To solve the problem of “marginalization” of the new cluster centers and the selection of the number of local models as determined by the satisfactory FCM clustering algorithm, this paper adopts the K-means algorithm to cluster and obtain new cluster centers. With the new cluster center as the initial clustering center, a new non-random membership matrix $\mathit{U}$ is calculated, and the satisfactory FCM algorithm is used to perform $c+1$ classification of the system again. A new cluster number is added according to the modeling accuracy index. These steps are repeated according to the performance index until a satisfactory result is obtained.

The objective function of the SKFCM hybrid clustering algorithm can be expressed as follows:

$$H(\mathit{U},\mathit{C})={\displaystyle {\displaystyle \sum _{i=1}^c}{\displaystyle \sum _{k=1}^N{\left({\mu }_{ik}\right)}^m}}{‖c_i-\varphi (k,\alpha )‖}^2$$

(16)

where ${\displaystyle \sum _{i=1}^c{\mu }_{ik}}=1$, $\mathit{U}={\left[{\mu }_{ik}\right]}_{c\times N}$ represents the membership degree matrix, $c$ is the number of clusters, $N$ is the number of samples, ${\mu }_{ik}$ is the membership of the $k\text{-}\mathrm{th}$ sample in the $i\text{-}\mathrm{th}$ cluster center, $C=\left[c_1,c_2,\dots ,c_c\right]$, $c_i$ is the $i\text{-}\mathrm{th}$ cluster center, and $\varphi (k,\alpha )$ is the $k\text{-}\mathrm{th}$ sample point, ${‖c_i-\varphi (k,\alpha )‖}^2$ represents the Euclidean distance between the cluster center $c_i$ and the sample point $\varphi (k,\alpha )$, and $m$ is a weighted index, generally taken as 2. Solving the minimum value problem of Equation (16), we can get:

$${\mu }_{i,k}={\displaystyle \frac{1}{{\displaystyle \sum _{j=1}^c{\left(\frac{\Vert \varphi (k,\alpha )-c_i\Vert }{\Vert \varphi (k,\alpha )-c_j\Vert }\right)}^{2/(m-1)}}}}$$

(17)

$$c_i={\displaystyle \frac{{\displaystyle \sum _{k=1}^N{\mu }_{ik}^m}\varphi (k,\alpha )}{{\displaystyle \sum _{k=1}^N{\mu }_{ik}^m}}}$$

(18)

The main procedural steps of the SKFCM hybrid clustering algorithm can be outlined as follows:

Step 1: Given a set of data samples $\varphi$, the initial number of clusters is set to $c=2$.

Step 2: The initial cluster center is determined according to Equations (14) and (15).

Step 3: The initial matrix $\mathit{U}$ is calculated using Equation (17).

Step 4: The initial cluster centers of the matrices obtained from Steps 3 and 2 are substituted into Equation (16) to calculate the accuracy index $H(\mathit{U},\mathit{C})$.

Step 5: Whether the convergence index satisfies $‖H_{l+1}-H_l‖\le \delta$, where $l$ is the number of iterations, and $\delta$ is the iteration accuracy. In general, $\delta =0.01$ can meet the accuracy requirements. $c$ cluster centers $c_i (i=1,2,\dots c)$ are then calculated.

Step 6: If the accuracy requirements are not met, then these steps are repeated until the given convergence index is met.

=== TASK INSTRUCTIONS ===
[a] In the passage on the SKFCM hybrid clustering algorithm, what value is the weighted index m generally given?
[b] Continue the passage on the SKFCM hybrid clustering algorithm from where it stops.

=== LISTED ENTRIES ===

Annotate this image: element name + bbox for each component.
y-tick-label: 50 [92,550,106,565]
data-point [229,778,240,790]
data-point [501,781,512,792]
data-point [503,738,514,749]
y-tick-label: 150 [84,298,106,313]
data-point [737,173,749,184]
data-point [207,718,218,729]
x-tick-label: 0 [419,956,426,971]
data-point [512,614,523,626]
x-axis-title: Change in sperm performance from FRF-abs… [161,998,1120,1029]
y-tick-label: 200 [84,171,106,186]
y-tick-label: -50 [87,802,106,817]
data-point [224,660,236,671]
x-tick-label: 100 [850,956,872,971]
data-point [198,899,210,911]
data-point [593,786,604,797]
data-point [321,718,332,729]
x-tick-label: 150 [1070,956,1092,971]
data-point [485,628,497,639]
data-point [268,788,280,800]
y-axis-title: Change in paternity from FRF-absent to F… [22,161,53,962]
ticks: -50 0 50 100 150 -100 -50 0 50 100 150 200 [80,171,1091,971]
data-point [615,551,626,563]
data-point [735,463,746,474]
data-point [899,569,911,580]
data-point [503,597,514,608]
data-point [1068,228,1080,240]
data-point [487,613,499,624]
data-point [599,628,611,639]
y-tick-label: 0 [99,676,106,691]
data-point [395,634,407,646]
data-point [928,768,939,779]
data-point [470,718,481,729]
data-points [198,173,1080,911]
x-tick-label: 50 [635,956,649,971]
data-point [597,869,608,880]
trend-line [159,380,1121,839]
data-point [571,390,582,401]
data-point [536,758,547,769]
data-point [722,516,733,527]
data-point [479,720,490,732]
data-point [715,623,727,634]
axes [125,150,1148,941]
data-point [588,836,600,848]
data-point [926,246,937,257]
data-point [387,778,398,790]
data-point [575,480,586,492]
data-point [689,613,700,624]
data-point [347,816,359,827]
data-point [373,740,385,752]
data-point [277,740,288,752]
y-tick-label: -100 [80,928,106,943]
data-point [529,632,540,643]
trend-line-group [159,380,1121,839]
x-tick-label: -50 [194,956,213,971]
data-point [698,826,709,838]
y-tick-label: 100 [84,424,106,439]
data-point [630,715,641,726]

* * *

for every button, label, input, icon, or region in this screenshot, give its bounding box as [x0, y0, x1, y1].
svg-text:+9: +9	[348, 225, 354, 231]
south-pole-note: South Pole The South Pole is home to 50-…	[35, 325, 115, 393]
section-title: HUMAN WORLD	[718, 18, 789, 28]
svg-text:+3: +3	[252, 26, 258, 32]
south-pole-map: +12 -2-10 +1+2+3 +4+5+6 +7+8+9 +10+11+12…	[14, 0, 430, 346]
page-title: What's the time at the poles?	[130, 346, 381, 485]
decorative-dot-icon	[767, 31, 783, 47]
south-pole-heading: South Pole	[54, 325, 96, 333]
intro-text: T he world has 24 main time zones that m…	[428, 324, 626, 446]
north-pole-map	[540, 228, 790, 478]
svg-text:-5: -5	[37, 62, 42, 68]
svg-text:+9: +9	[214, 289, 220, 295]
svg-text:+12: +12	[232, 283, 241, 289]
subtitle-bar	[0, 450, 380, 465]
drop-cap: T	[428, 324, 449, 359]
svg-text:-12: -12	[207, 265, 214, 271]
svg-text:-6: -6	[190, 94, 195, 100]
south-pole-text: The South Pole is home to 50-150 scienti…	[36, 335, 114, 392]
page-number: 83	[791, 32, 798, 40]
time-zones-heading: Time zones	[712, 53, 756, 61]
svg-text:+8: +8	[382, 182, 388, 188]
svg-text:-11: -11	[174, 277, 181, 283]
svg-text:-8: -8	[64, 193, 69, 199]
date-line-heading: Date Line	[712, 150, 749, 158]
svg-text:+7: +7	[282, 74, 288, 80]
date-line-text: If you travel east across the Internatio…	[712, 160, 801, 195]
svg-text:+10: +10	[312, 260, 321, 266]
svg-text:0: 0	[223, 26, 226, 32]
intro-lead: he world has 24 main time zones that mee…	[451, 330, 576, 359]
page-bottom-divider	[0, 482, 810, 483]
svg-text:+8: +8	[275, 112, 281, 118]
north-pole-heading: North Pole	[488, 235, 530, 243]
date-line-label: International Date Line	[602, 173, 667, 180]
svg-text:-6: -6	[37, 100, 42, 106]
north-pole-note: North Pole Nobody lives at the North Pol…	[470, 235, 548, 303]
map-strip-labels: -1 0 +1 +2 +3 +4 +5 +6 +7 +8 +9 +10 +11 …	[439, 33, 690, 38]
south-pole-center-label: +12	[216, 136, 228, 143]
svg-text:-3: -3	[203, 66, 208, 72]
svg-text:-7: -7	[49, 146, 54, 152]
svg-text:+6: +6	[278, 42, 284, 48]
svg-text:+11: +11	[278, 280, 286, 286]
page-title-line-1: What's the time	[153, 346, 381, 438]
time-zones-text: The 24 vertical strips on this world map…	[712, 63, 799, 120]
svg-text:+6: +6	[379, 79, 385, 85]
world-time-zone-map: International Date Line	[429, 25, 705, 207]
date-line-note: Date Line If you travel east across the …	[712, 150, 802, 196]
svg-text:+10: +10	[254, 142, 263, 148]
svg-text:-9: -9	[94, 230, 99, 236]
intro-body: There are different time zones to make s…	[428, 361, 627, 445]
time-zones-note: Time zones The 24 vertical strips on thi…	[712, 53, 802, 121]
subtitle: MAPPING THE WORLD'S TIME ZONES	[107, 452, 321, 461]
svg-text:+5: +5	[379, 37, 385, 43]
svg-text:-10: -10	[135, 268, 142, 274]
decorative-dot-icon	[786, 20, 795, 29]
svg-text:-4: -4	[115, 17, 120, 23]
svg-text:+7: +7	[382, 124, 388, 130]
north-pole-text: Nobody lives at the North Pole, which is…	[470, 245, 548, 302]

=== ANSWERS TO THE PROBLEMS ===
[a] It is generally taken as 2.

[b]
Step 7: Whether the accuracy index $H(\mathit{U},\mathit{C})$ meets the user accuracy requirements is determined. If not, then the number of clusters $c=c+1$ is increased. The process returns to step 2, and the steps are repeated until the accuracy requirements of the given user are met.

The steps of the SKFCM hybrid clustering algorithm are described in pseudocode as shown in

Table 1. Pseudocode of SKFCM hybrid clustering algorithm in this paper.

Step	Operate	Illustrate
1	Input data: Input signal $u(k)$, output signal $y(k)$, $k=1,\dots ,K$; fractional-order initial ${\alpha }^{(0)}$, model structure parameters $n_a,n_b$, calculation of $\varphi (k,\alpha )$, clustering parameters $m=2$, $\delta$, ${\alpha }_w<1$, optimization parameters $\Delta \alpha$, ${\lambda }_0$	Initialization
2	Given an initial number of clusters $c=2$, with weights $w_1=1$, $w_2={\alpha }_w$, respectively. Repeat: Calculate the minimum distance $d_j={\min }_i\left(w_i‖x_j-c_i‖\right)$ for each point; if $\max \left(d_j\right)<\delta$, exit the cluster; otherwise, use $\arg \max d_j$ as the new cluster center $c_{j+1}$, with weight $w_{j+1}=w_j\cdot {\alpha }_w$, $c=c+1$. Preliminary determination of cluster centers $C_0=\left[c_1,c_2,\dots ,c_c\right]$ for each variable.	SKFCM automatically determines the number of clusters.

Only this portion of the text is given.